SET EXERCISE: Write out the data word for word, starting at its first line and ending at the line that contains "letter-paragraph-japan: From the", including both.

DATASET EXTRACT:
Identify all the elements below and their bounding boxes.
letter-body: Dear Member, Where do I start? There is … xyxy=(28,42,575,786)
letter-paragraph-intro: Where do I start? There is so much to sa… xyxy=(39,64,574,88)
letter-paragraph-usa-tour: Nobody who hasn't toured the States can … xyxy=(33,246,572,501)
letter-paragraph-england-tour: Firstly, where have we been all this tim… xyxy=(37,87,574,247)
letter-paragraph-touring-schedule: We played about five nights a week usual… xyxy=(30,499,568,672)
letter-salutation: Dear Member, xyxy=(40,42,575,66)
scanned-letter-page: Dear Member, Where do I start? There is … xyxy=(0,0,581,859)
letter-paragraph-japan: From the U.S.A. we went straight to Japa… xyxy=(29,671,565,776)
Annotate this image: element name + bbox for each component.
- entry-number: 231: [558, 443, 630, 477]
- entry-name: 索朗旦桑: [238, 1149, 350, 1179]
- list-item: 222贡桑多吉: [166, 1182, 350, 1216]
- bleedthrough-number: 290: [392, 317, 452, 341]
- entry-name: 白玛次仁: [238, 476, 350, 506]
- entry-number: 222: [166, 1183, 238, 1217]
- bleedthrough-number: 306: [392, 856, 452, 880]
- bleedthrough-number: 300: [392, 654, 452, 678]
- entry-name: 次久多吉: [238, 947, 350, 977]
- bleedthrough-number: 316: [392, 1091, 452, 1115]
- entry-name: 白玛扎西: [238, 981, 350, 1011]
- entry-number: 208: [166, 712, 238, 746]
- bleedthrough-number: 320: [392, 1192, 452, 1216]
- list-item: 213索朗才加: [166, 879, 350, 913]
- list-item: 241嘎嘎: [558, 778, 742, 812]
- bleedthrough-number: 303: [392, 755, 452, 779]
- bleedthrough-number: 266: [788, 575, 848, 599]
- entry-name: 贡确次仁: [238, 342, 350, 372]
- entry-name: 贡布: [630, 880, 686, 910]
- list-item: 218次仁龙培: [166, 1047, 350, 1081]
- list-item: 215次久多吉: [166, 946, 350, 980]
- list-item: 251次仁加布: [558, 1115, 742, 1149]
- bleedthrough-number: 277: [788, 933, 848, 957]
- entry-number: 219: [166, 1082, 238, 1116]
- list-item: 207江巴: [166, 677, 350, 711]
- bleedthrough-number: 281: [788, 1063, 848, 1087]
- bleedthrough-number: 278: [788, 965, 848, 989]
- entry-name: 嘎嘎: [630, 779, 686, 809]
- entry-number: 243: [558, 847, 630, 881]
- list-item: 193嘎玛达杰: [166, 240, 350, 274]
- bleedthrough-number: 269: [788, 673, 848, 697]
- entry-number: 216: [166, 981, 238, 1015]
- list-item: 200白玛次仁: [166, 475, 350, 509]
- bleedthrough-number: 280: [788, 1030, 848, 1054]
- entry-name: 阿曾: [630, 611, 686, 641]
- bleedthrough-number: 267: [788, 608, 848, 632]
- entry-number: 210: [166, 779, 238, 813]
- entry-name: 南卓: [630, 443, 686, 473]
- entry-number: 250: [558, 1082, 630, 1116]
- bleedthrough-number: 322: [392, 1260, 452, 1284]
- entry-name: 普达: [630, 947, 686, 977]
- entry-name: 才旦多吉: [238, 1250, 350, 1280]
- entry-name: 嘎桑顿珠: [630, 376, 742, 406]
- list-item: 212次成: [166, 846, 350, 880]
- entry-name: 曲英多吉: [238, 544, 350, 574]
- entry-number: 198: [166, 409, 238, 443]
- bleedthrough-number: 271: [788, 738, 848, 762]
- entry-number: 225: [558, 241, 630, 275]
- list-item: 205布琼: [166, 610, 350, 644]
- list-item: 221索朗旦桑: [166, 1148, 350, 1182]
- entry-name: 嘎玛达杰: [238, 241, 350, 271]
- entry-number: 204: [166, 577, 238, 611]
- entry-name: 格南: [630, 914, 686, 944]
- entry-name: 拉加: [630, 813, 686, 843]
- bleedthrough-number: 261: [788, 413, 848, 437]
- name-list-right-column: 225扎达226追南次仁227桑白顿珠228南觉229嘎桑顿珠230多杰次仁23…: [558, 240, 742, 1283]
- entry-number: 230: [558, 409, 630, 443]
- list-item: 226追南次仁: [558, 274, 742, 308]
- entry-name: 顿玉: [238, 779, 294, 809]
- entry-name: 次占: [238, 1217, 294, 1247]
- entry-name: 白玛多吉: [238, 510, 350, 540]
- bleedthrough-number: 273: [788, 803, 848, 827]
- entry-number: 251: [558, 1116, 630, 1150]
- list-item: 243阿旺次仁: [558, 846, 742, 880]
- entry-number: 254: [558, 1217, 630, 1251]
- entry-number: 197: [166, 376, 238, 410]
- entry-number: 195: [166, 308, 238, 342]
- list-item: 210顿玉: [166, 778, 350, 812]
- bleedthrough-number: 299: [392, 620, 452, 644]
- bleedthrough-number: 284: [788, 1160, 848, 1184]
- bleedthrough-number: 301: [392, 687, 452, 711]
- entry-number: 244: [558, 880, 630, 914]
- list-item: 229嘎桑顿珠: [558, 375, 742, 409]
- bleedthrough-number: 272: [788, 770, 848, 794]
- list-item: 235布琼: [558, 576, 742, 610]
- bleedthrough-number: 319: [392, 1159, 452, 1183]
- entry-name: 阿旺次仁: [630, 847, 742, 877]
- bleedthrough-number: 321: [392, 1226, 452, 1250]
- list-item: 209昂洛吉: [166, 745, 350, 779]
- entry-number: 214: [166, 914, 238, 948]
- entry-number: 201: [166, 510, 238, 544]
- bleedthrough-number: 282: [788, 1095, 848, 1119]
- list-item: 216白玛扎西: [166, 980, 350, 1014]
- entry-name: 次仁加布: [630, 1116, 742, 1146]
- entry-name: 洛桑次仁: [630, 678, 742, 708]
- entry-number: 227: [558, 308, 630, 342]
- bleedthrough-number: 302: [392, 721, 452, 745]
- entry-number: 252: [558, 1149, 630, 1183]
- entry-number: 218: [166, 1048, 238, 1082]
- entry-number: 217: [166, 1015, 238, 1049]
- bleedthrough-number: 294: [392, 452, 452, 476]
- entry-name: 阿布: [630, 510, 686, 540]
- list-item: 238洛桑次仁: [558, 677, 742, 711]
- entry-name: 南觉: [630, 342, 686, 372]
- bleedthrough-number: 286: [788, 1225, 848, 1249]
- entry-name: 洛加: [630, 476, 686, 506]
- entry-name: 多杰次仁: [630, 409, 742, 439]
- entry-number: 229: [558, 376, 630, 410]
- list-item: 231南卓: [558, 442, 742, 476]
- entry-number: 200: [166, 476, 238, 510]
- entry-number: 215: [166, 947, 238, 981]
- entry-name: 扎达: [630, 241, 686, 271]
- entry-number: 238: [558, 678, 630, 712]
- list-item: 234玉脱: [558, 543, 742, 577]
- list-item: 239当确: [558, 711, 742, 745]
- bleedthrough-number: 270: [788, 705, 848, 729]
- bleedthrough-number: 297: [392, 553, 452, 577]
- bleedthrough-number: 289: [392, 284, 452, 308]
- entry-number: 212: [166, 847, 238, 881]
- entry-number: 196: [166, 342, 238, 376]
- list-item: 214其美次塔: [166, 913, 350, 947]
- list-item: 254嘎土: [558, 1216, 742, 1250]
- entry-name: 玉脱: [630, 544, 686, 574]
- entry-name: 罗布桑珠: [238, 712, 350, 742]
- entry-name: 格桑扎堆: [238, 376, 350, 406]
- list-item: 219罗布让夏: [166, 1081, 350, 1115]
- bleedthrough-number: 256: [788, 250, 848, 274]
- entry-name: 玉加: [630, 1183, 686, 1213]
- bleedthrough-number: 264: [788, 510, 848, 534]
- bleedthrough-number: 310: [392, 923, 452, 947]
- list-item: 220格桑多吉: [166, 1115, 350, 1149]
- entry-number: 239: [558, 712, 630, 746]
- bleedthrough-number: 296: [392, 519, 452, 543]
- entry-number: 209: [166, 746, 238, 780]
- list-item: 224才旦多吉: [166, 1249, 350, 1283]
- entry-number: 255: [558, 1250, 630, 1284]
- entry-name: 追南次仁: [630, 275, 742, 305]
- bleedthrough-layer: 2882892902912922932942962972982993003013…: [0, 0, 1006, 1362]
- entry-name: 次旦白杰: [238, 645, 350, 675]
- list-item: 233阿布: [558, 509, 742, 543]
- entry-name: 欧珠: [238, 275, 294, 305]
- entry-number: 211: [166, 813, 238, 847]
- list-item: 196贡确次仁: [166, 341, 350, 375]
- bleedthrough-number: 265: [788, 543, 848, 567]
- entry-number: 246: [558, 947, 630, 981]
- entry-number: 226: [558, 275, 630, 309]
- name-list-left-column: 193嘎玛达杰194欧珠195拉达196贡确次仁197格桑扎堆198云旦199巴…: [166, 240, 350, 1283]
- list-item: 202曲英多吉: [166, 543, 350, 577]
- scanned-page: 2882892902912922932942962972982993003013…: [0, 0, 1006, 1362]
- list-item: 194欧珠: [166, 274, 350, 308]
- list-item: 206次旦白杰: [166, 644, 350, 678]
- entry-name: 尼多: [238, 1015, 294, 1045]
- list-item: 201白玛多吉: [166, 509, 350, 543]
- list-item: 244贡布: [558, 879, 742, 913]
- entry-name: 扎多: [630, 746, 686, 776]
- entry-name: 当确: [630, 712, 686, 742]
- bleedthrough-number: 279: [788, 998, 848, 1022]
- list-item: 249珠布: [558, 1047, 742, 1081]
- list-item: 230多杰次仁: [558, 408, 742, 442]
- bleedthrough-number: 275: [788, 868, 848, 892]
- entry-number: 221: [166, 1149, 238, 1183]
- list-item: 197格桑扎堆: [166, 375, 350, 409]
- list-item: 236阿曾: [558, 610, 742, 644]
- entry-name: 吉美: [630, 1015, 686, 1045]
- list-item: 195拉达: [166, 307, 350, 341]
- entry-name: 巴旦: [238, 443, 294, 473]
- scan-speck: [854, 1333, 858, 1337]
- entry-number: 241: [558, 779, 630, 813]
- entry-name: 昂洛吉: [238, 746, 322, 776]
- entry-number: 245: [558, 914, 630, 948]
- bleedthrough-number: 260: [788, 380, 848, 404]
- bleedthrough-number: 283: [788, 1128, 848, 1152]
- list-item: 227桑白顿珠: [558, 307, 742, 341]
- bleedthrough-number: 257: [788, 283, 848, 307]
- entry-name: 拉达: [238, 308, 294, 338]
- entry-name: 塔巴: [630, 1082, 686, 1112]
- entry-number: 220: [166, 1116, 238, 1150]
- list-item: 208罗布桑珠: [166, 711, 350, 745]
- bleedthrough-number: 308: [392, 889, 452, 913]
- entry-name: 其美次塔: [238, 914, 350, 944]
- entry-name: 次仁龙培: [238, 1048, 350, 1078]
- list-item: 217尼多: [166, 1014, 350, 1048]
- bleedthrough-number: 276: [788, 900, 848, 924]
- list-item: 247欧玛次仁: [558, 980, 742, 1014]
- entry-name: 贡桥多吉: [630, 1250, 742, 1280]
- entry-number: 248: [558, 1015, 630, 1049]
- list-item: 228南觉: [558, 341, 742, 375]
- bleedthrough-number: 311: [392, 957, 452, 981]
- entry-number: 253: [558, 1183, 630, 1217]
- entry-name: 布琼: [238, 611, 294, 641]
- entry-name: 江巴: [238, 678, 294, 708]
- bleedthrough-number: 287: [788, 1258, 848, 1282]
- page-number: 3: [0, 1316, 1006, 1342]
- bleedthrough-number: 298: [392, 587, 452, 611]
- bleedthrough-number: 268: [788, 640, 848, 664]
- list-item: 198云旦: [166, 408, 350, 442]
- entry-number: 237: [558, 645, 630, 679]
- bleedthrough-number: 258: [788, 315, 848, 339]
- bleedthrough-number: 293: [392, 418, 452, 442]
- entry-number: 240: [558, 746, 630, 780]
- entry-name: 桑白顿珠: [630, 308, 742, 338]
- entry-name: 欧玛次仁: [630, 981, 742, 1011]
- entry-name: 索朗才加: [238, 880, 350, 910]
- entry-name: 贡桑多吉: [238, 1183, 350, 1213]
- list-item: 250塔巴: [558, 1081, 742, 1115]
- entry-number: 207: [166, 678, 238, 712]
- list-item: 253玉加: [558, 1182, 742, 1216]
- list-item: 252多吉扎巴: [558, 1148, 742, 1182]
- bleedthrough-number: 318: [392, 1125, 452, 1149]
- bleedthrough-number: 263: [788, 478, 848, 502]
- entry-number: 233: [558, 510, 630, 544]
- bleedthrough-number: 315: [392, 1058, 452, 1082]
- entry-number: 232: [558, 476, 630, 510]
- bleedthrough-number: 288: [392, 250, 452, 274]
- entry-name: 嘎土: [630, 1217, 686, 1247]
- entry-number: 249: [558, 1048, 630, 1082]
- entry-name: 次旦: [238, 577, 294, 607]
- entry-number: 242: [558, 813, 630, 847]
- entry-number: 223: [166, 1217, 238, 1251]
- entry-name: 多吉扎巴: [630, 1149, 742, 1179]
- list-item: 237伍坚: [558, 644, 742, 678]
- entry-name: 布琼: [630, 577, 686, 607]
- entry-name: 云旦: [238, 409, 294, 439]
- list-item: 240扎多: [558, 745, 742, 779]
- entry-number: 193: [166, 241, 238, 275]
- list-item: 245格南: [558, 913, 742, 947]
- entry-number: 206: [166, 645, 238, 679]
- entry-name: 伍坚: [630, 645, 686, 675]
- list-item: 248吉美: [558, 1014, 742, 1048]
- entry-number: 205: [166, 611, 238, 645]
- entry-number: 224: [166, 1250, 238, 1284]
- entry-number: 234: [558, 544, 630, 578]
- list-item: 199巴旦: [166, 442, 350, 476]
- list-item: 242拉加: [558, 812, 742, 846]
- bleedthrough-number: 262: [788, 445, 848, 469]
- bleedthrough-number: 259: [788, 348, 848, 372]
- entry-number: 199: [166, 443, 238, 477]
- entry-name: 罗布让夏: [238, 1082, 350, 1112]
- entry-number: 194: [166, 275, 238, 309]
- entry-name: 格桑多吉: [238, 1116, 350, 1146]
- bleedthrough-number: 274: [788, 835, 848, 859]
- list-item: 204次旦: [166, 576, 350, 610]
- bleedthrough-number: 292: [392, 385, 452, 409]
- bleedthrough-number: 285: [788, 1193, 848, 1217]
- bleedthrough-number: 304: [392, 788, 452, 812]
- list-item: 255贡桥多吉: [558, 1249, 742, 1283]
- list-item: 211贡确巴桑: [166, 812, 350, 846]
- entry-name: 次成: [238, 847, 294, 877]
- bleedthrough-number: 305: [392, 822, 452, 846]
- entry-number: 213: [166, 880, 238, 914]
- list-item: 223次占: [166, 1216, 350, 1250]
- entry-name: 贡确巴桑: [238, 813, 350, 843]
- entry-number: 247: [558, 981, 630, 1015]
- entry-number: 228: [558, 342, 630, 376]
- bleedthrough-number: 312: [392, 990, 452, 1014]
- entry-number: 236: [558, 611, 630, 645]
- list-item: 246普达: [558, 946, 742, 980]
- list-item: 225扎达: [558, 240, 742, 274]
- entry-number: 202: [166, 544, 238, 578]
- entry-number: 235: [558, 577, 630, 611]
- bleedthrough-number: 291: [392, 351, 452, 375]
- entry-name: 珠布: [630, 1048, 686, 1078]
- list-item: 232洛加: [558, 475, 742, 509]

ANSWER TO THIS TASK:
Identify all the elements below and their bounding boxes.
letter-body: Dear Member, Where do I start? There is … xyxy=(28,42,575,786)
letter-paragraph-intro: Where do I start? There is so much to sa… xyxy=(39,64,574,88)
letter-paragraph-usa-tour: Nobody who hasn't toured the States can … xyxy=(33,246,572,501)
letter-paragraph-england-tour: Firstly, where have we been all this tim… xyxy=(37,87,574,247)
letter-paragraph-touring-schedule: We played about five nights a week usual… xyxy=(30,499,568,672)
letter-salutation: Dear Member, xyxy=(40,42,575,66)
scanned-letter-page: Dear Member, Where do I start? There is … xyxy=(0,0,581,859)
letter-paragraph-japan: From the U.S.A. we went straight to Japa… xyxy=(29,671,565,776)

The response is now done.